In full and without deviation, write out the entries that follow.

= = = = =

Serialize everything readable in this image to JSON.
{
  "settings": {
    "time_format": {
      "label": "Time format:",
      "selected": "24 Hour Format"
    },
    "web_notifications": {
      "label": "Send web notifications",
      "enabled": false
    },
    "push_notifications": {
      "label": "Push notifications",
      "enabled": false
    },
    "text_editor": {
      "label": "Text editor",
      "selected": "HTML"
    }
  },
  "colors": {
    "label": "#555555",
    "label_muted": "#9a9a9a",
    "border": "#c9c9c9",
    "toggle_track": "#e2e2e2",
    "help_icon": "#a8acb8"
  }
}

= = = = =

Task answer ▸
Serialize everything readable in this image to JSON.
{
  "settings": {
    "time_format": {
      "label": "Time format:",
      "selected": "24 Hour Format"
    },
    "web_notifications": {
      "label": "Send web notifications",
      "enabled": false
    },
    "push_notifications": {
      "label": "Push notifications",
      "enabled": false
    },
    "text_editor": {
      "label": "Text editor",
      "selected": "HTML"
    }
  },
  "colors": {
    "label": "#555555",
    "label_muted": "#9a9a9a",
    "border": "#c9c9c9",
    "toggle_track": "#e2e2e2",
    "help_icon": "#a8acb8"
  }
}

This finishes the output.